**Task goal:**
Go through the records below line by line. Count the lines with "compile" and give the count alone.

Data excerpts
[start]

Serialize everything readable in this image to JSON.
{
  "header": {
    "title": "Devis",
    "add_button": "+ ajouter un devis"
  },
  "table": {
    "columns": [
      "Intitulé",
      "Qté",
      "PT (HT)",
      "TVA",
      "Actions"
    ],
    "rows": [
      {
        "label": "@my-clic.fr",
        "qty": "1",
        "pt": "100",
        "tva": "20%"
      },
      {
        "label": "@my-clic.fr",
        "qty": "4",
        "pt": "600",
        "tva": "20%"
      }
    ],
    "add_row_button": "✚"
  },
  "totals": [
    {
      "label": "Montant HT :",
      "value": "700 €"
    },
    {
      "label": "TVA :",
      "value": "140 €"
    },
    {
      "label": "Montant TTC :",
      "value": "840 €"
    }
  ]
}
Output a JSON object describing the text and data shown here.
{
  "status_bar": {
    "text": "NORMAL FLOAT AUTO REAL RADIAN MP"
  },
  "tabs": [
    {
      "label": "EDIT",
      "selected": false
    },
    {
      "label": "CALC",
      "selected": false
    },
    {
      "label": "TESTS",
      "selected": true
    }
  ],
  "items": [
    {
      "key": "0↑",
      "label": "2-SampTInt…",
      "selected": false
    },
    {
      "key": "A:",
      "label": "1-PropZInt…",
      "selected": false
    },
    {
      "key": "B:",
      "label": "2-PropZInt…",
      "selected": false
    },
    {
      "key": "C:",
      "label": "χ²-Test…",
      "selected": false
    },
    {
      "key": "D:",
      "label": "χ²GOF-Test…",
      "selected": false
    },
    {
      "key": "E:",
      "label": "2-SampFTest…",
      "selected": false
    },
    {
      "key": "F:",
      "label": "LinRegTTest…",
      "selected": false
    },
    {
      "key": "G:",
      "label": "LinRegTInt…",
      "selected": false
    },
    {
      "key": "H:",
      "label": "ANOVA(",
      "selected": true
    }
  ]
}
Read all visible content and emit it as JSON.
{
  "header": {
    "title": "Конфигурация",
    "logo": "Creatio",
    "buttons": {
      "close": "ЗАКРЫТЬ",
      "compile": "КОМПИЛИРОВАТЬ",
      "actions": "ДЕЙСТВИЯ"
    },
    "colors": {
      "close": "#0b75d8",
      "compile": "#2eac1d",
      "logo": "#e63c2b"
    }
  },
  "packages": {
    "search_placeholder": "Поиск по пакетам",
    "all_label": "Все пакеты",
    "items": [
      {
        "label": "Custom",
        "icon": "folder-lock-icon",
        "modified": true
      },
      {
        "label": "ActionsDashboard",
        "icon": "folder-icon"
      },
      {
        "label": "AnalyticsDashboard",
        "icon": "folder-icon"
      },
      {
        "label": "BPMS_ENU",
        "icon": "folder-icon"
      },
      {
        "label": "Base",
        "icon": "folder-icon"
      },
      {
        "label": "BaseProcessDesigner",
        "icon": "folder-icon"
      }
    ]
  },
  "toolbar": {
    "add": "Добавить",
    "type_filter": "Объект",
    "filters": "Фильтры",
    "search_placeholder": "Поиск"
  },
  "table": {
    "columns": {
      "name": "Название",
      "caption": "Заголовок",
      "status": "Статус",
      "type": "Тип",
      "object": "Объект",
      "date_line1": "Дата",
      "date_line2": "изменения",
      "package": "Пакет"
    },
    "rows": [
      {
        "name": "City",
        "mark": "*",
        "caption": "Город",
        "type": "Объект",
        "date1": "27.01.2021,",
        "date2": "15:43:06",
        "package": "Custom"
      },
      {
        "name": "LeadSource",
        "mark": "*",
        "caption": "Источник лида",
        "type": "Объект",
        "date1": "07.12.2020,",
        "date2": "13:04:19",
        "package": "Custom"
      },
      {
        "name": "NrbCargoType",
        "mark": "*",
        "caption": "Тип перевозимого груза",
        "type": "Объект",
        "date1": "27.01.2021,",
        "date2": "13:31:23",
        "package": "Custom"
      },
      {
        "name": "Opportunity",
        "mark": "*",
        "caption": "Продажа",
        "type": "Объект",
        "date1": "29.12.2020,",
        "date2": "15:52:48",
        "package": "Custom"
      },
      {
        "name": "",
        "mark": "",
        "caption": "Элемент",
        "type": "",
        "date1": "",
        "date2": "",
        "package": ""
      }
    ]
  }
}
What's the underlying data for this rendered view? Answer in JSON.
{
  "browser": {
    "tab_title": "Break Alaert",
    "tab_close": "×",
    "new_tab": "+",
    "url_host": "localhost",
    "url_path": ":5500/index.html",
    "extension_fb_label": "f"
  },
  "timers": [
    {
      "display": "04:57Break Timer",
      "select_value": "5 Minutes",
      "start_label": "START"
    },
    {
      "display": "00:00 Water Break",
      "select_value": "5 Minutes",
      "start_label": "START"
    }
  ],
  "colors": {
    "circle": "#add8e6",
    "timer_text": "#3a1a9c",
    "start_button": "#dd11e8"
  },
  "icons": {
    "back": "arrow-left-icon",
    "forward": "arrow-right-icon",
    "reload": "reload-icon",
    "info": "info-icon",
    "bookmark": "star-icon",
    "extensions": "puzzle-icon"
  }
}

[end]

**Correct output:**
2